STORED DATA.
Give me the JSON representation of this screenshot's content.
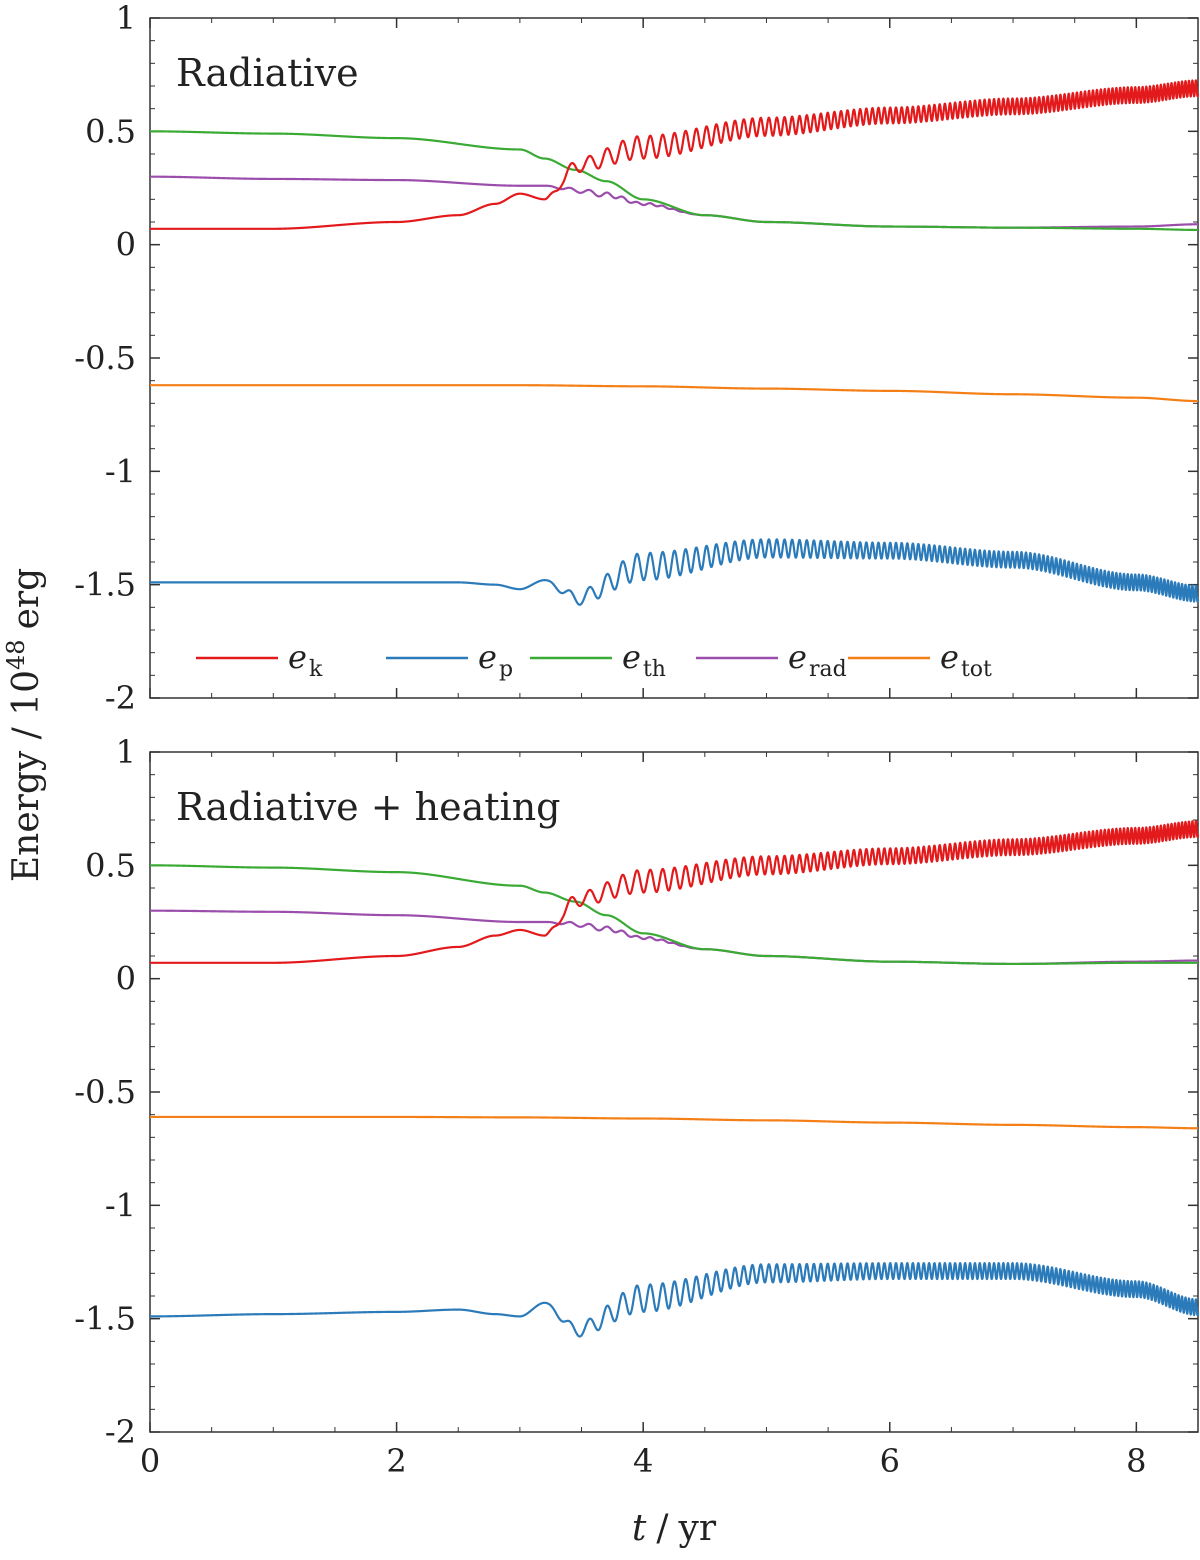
{
  "chart_data": {
    "type": "line",
    "xlabel_var": "t",
    "xlabel_unit": "yr",
    "ylabel_main": "Energy / 10",
    "ylabel_exp": "48",
    "ylabel_unit": "erg",
    "xlim": [
      0,
      8.5
    ],
    "ylim": [
      -2,
      1
    ],
    "x_ticks": [
      0,
      2,
      4,
      6,
      8
    ],
    "x_tick_labels": [
      "0",
      "2",
      "4",
      "6",
      "8"
    ],
    "y_ticks": [
      1,
      0.5,
      0,
      -0.5,
      -1,
      -1.5,
      -2
    ],
    "y_tick_labels": [
      "1",
      "0.5",
      "0",
      "-0.5",
      "-1",
      "-1.5",
      "-2"
    ],
    "legend_location": "lower-left, top panel",
    "legend": [
      {
        "key": "ek",
        "base": "e",
        "sub": "k",
        "color": "#e31a1c"
      },
      {
        "key": "ep",
        "base": "e",
        "sub": "p",
        "color": "#2b7bba"
      },
      {
        "key": "eth",
        "base": "e",
        "sub": "th",
        "color": "#3aaa35"
      },
      {
        "key": "erad",
        "base": "e",
        "sub": "rad",
        "color": "#9b4dab"
      },
      {
        "key": "etot",
        "base": "e",
        "sub": "tot",
        "color": "#f57f17"
      }
    ],
    "panels": [
      {
        "title": "Radiative",
        "series": {
          "ek": {
            "x": [
              0,
              1,
              2,
              2.5,
              2.8,
              3.0,
              3.2,
              3.35,
              3.45,
              4,
              5,
              6,
              7,
              8,
              8.5
            ],
            "y": [
              0.07,
              0.07,
              0.1,
              0.13,
              0.18,
              0.225,
              0.2,
              0.28,
              0.35,
              0.43,
              0.52,
              0.57,
              0.61,
              0.66,
              0.69
            ],
            "osc_amp": [
              0,
              0,
              0,
              0,
              0,
              0,
              0,
              0.03,
              0.03,
              0.05,
              0.04,
              0.035,
              0.035,
              0.035,
              0.035
            ]
          },
          "ep": {
            "x": [
              0,
              1,
              2,
              2.5,
              2.8,
              3.0,
              3.2,
              3.45,
              4,
              5,
              6,
              7,
              8,
              8.5
            ],
            "y": [
              -1.49,
              -1.49,
              -1.49,
              -1.49,
              -1.5,
              -1.52,
              -1.48,
              -1.56,
              -1.42,
              -1.34,
              -1.35,
              -1.39,
              -1.49,
              -1.54
            ],
            "osc_amp": [
              0,
              0,
              0,
              0,
              0,
              0,
              0,
              0.03,
              0.06,
              0.04,
              0.035,
              0.035,
              0.035,
              0.035
            ]
          },
          "eth": {
            "x": [
              0,
              1,
              2,
              3,
              3.2,
              3.45,
              3.7,
              4,
              4.5,
              5,
              6,
              7,
              8,
              8.5
            ],
            "y": [
              0.5,
              0.49,
              0.47,
              0.42,
              0.38,
              0.33,
              0.28,
              0.2,
              0.13,
              0.1,
              0.08,
              0.075,
              0.07,
              0.065
            ],
            "osc_amp": [
              0,
              0,
              0,
              0,
              0,
              0,
              0,
              0,
              0,
              0,
              0,
              0,
              0,
              0
            ]
          },
          "erad": {
            "x": [
              0,
              1,
              2,
              3,
              3.2,
              3.45,
              3.7,
              4,
              4.5,
              5,
              6,
              7,
              8,
              8.5
            ],
            "y": [
              0.3,
              0.29,
              0.285,
              0.26,
              0.26,
              0.24,
              0.22,
              0.18,
              0.13,
              0.1,
              0.08,
              0.075,
              0.08,
              0.09
            ],
            "osc_amp": [
              0,
              0,
              0,
              0,
              0,
              0.01,
              0.01,
              0.005,
              0,
              0,
              0,
              0,
              0,
              0
            ]
          },
          "etot": {
            "x": [
              0,
              2,
              3,
              4,
              5,
              6,
              7,
              8,
              8.5
            ],
            "y": [
              -0.62,
              -0.62,
              -0.62,
              -0.625,
              -0.635,
              -0.645,
              -0.66,
              -0.675,
              -0.69
            ],
            "osc_amp": [
              0,
              0,
              0,
              0,
              0,
              0,
              0,
              0,
              0
            ]
          }
        }
      },
      {
        "title": "Radiative + heating",
        "series": {
          "ek": {
            "x": [
              0,
              1,
              2,
              2.5,
              2.8,
              3.0,
              3.2,
              3.35,
              3.45,
              4,
              5,
              6,
              7,
              8,
              8.5
            ],
            "y": [
              0.07,
              0.07,
              0.1,
              0.14,
              0.19,
              0.215,
              0.19,
              0.28,
              0.35,
              0.43,
              0.5,
              0.54,
              0.58,
              0.63,
              0.66
            ],
            "osc_amp": [
              0,
              0,
              0,
              0,
              0,
              0,
              0,
              0.03,
              0.03,
              0.05,
              0.04,
              0.035,
              0.035,
              0.035,
              0.035
            ]
          },
          "ep": {
            "x": [
              0,
              1,
              2,
              2.5,
              2.8,
              3.0,
              3.2,
              3.45,
              4,
              5,
              6,
              7,
              8,
              8.5
            ],
            "y": [
              -1.49,
              -1.48,
              -1.47,
              -1.46,
              -1.48,
              -1.49,
              -1.43,
              -1.55,
              -1.41,
              -1.3,
              -1.29,
              -1.29,
              -1.37,
              -1.45
            ],
            "osc_amp": [
              0,
              0,
              0,
              0,
              0,
              0,
              0,
              0.03,
              0.06,
              0.04,
              0.035,
              0.035,
              0.035,
              0.035
            ]
          },
          "eth": {
            "x": [
              0,
              1,
              2,
              3,
              3.2,
              3.45,
              3.7,
              4,
              4.5,
              5,
              6,
              7,
              8,
              8.5
            ],
            "y": [
              0.5,
              0.49,
              0.47,
              0.41,
              0.38,
              0.34,
              0.28,
              0.2,
              0.13,
              0.1,
              0.075,
              0.065,
              0.07,
              0.07
            ],
            "osc_amp": [
              0,
              0,
              0,
              0,
              0,
              0,
              0,
              0,
              0,
              0,
              0,
              0,
              0,
              0
            ]
          },
          "erad": {
            "x": [
              0,
              1,
              2,
              3,
              3.2,
              3.45,
              3.7,
              4,
              4.5,
              5,
              6,
              7,
              8,
              8.5
            ],
            "y": [
              0.3,
              0.295,
              0.28,
              0.25,
              0.25,
              0.24,
              0.22,
              0.18,
              0.13,
              0.1,
              0.075,
              0.065,
              0.075,
              0.08
            ],
            "osc_amp": [
              0,
              0,
              0,
              0,
              0,
              0.01,
              0.01,
              0.005,
              0,
              0,
              0,
              0,
              0,
              0
            ]
          },
          "etot": {
            "x": [
              0,
              2,
              3,
              4,
              5,
              6,
              7,
              8,
              8.5
            ],
            "y": [
              -0.61,
              -0.61,
              -0.612,
              -0.617,
              -0.625,
              -0.635,
              -0.645,
              -0.655,
              -0.66
            ],
            "osc_amp": [
              0,
              0,
              0,
              0,
              0,
              0,
              0,
              0,
              0
            ]
          }
        }
      }
    ]
  }
}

WRITTEN EXERCISE.
Lines containing "color" are to be counted. State the total and add nothing.

OUTPUT BELOW.
5